Hardie Grant Egmont
Copy courtesy of Celine
Daisy Appleby has just died for the fifth time and has now been revived as Daisy West. Daisy is a test subject for a government program running experiments on a drug known as Revive which has the power to bring people back from the dead.
When Daisy was 4 she was in a bus accident along with 20 other people, mostly young children. They were used as subjects for Revive and most of them have gone on to be relocated under new names and are continually monitored and studied by their handlers. Daisy lives with Mason and Cassie, two government workers who pose as her parents. Although she was only supposed to have died once, Daisy has been Revived several more times, the most recently after an anaphylactic reaction to a bee sting. Each time she is Revived, Daisy and her ‘parents’ are forced to relocate towns and assume a new last name. Just in case anyone ever sees her after she is supposed to be dead.

## TASKS TO PERFORM
1. In the summary about Daisy West, why must Daisy and her "parents" move to a new town and take a new last name each time she is Revived? Answer in one to three sentences.
2. Pick up the summary of Daisy West's story from its last sentence and carry it on.
The lines that come after this have no part in the work.

## DATA BLOCK
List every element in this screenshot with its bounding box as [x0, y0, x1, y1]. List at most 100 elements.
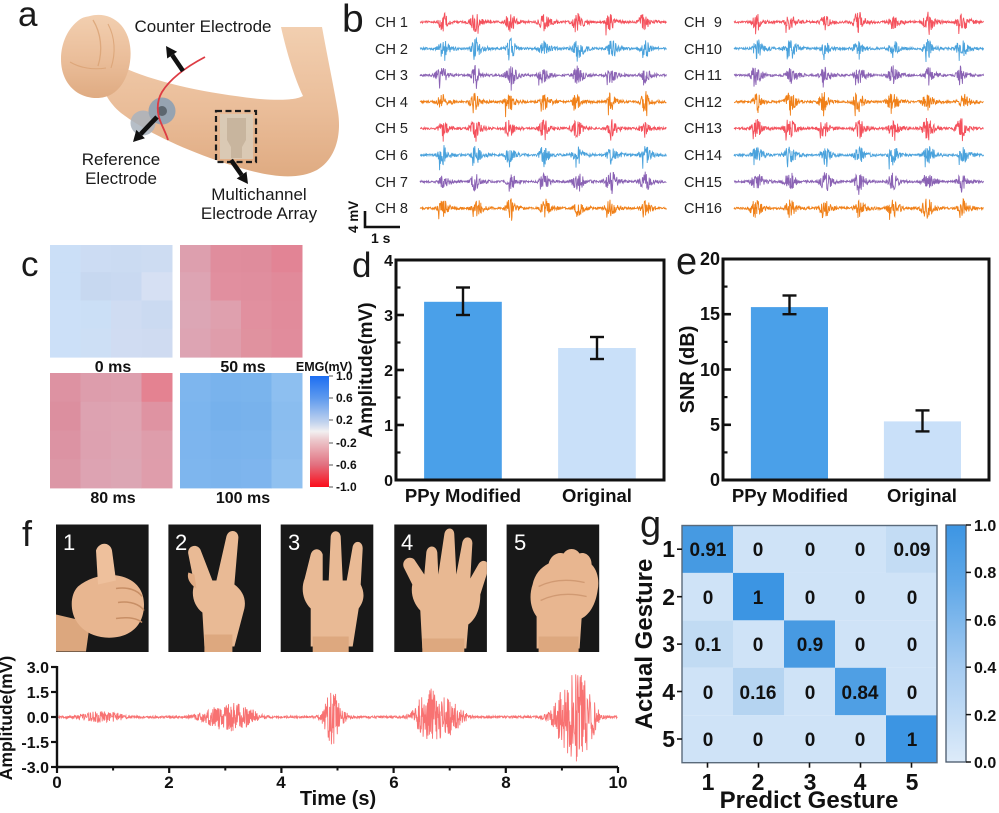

## WRITTEN ANSWERS
1. They relocate and take a new last name in case anyone ever sees Daisy after she is supposed to be dead.

2.
Daisy has never cared about moving before, but as Daisy West in Omaha Nebraska, she makes her first real friend Audrey and crushes on a cute boy in her English class who just happens to be Audrey’s brother. It also seems that he returns her feelings and Daisy finds herself becoming attached to her new home, her new school and her new friends and lifestyle. This is dangerous because they could be moved on at any moment by the person in charge of the program and Daisy is also faced with keeping her big secret from her best friend and her almost-boyfriend.
But then Daisy discovers a secret about the Revive program, something that makes her desperate to dig deeper and know more. Trouble is, someone doesn’t want her to find out and she might just pay with her life. Permanently this time.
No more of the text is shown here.